[元の記事]:
* * * * * * *
マーケティング戦略とは?戦略立案の5STEP

未分類

■この記事は、以下のような方に向けて書いています。
・マーケティング戦略とは何か知りたい
・マーケティング戦略の立て方を知りたい
・マーケティング戦略の立案・実行のポイントを知りたい

■本記事の内容
・マーケティング戦略とは、「いつ」「誰に」「何を」「どのように売るのか」を決めること
・マーケティング戦略と具体的な計画立案の5STEP
・マーケティング戦略立案・実行のポイント3つ

僕はこれまでマーケティング施策の企画立案から実行までの業務を5年ほど経験しており、現在はマーケティング支援会社も経営しています。

そんな僕が、マーケティング戦略について解説していきます。

マーケティング戦略とは、「いつ」「誰に」「何を」「どのように売るのか」を決めること

マーケティング戦略とは、一言で言うと、売上を上げるための仕組みづくり」の方向性を決めることで、具体的には、売上を上げるために以下の4つの観点で整理することを指します。

  • 「いつ」
  • 「誰に」
  • 「何を」
  • 「どのように売るのか」
* * * * * * *
[エントリー一覧]:
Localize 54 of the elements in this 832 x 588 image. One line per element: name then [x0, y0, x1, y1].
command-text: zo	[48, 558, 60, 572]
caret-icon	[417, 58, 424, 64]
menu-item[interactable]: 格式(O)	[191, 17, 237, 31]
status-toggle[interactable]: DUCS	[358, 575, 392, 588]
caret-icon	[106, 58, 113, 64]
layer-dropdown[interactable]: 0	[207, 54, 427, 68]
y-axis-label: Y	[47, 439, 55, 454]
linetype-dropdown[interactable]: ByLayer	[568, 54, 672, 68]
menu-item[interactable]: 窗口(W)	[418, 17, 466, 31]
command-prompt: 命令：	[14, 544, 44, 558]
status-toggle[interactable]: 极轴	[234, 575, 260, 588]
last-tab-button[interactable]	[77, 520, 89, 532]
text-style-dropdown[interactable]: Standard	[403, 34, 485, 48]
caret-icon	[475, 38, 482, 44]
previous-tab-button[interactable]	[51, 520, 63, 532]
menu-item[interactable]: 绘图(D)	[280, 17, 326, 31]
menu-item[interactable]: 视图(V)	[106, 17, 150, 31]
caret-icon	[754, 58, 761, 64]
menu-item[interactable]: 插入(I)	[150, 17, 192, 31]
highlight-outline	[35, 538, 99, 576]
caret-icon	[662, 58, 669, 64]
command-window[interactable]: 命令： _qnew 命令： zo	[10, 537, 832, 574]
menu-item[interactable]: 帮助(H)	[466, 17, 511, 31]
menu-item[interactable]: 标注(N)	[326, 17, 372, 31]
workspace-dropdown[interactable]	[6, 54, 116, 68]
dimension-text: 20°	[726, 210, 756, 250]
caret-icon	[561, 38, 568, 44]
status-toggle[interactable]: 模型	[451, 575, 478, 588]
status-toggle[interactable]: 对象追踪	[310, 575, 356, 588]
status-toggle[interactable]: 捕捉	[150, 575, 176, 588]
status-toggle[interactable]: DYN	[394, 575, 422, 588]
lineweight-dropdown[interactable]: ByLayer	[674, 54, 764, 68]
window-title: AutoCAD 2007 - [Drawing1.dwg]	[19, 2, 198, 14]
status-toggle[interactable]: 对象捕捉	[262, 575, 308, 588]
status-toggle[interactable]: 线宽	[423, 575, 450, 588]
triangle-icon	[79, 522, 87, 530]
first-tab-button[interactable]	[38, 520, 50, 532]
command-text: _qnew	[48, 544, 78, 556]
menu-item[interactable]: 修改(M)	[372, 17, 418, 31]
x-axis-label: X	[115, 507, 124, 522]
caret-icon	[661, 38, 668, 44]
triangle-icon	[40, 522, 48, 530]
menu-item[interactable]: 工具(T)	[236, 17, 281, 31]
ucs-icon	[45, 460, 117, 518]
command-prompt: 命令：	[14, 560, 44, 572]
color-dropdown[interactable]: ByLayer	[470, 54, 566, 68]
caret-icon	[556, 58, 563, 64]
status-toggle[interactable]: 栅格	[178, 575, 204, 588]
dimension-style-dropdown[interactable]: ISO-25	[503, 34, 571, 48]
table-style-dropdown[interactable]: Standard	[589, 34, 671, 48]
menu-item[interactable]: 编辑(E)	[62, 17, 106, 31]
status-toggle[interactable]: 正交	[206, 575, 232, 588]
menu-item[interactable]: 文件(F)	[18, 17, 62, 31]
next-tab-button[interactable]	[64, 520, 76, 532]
* * * * * * *
[問題]: マーケティング戦略の記事の書き手は、マーケティング施策の企画立案から実行までの業務を何年ほど経験していますか。 エントリーは、マーケティング戦略の記事とは関係がありません。

[解答例]: 5年ほどです。